SHORT PROBLEM
Scan the records for the word "week". Copy each line that includes it.

TASK INPUTS
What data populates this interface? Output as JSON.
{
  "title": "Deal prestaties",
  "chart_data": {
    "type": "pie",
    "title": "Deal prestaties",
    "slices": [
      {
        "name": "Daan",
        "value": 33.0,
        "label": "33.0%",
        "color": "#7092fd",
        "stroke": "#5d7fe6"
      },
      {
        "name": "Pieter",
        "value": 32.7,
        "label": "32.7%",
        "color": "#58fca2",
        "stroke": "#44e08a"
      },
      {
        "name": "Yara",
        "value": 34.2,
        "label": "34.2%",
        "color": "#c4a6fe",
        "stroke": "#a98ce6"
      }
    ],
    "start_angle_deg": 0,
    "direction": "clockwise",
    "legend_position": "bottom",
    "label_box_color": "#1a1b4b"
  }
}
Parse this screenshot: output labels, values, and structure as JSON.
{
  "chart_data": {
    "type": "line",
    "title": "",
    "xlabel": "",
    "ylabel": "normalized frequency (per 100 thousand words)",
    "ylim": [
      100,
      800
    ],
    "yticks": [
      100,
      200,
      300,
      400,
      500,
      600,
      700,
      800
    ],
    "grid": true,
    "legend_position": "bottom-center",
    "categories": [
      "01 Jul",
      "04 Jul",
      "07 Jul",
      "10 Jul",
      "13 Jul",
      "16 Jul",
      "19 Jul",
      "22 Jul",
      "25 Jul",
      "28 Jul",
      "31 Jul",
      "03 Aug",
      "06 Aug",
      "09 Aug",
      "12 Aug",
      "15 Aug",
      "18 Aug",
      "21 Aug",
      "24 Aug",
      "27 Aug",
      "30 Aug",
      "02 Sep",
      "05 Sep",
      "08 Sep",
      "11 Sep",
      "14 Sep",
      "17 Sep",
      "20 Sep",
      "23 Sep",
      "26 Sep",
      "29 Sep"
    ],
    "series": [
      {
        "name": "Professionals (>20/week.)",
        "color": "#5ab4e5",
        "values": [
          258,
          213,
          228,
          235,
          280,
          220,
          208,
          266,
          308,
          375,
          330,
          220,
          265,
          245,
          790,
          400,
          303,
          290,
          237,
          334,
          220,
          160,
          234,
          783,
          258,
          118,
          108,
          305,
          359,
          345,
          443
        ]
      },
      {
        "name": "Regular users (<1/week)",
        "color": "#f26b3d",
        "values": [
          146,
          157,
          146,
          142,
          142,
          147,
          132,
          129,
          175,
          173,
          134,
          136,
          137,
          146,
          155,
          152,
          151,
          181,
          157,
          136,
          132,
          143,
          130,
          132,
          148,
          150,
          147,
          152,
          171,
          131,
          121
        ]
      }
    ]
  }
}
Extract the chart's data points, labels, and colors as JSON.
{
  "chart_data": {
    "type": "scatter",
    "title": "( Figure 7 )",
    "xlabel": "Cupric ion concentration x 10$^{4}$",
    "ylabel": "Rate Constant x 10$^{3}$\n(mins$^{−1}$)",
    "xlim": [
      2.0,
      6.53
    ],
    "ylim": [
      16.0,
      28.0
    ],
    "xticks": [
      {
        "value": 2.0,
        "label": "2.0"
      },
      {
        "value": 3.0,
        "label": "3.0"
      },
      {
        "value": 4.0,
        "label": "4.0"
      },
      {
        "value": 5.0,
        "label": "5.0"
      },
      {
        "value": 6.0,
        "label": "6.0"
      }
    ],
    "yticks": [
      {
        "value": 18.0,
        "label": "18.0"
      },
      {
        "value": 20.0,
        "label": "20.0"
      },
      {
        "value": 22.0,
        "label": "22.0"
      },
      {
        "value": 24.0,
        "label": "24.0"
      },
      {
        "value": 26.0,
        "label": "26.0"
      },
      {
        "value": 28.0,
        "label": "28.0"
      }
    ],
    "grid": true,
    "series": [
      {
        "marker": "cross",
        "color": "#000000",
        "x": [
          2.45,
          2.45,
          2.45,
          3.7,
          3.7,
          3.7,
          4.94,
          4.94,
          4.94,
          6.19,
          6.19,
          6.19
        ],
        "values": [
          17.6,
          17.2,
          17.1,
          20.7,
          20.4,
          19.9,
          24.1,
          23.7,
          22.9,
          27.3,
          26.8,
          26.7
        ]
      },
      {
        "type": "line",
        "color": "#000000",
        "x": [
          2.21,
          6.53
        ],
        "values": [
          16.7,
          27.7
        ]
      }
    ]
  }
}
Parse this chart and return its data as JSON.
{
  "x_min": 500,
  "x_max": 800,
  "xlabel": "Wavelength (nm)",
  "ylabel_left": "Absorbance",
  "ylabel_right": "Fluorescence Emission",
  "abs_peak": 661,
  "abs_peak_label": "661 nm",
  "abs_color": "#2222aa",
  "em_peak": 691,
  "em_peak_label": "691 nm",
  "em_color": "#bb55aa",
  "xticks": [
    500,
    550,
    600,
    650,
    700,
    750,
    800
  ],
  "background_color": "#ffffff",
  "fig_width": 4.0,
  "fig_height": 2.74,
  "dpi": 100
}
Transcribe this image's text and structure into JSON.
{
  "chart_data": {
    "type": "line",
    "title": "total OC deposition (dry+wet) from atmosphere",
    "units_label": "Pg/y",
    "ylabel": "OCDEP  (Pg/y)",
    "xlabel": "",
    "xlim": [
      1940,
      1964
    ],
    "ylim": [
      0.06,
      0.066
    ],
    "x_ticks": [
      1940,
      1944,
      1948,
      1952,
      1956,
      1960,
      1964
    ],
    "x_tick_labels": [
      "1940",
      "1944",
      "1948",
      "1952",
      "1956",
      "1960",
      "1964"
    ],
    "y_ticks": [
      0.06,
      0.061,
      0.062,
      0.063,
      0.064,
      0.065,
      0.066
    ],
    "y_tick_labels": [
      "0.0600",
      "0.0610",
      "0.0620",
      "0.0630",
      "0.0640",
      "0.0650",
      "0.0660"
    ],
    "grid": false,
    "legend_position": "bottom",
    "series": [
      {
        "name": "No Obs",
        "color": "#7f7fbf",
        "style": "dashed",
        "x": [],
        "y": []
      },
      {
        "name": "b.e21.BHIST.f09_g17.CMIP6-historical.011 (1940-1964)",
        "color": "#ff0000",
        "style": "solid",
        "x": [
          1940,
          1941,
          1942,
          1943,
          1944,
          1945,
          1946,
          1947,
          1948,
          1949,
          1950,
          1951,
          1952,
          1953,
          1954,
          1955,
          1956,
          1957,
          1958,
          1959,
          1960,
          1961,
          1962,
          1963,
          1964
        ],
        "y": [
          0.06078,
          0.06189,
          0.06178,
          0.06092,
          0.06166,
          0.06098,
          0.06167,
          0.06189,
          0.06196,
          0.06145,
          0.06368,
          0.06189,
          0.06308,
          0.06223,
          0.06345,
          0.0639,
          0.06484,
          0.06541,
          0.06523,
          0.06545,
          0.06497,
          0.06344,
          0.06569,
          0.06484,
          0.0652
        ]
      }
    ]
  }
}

EXERCISE OUTPUT
        "name": "Professionals (>20/week.)",
        "name": "Regular users (<1/week)",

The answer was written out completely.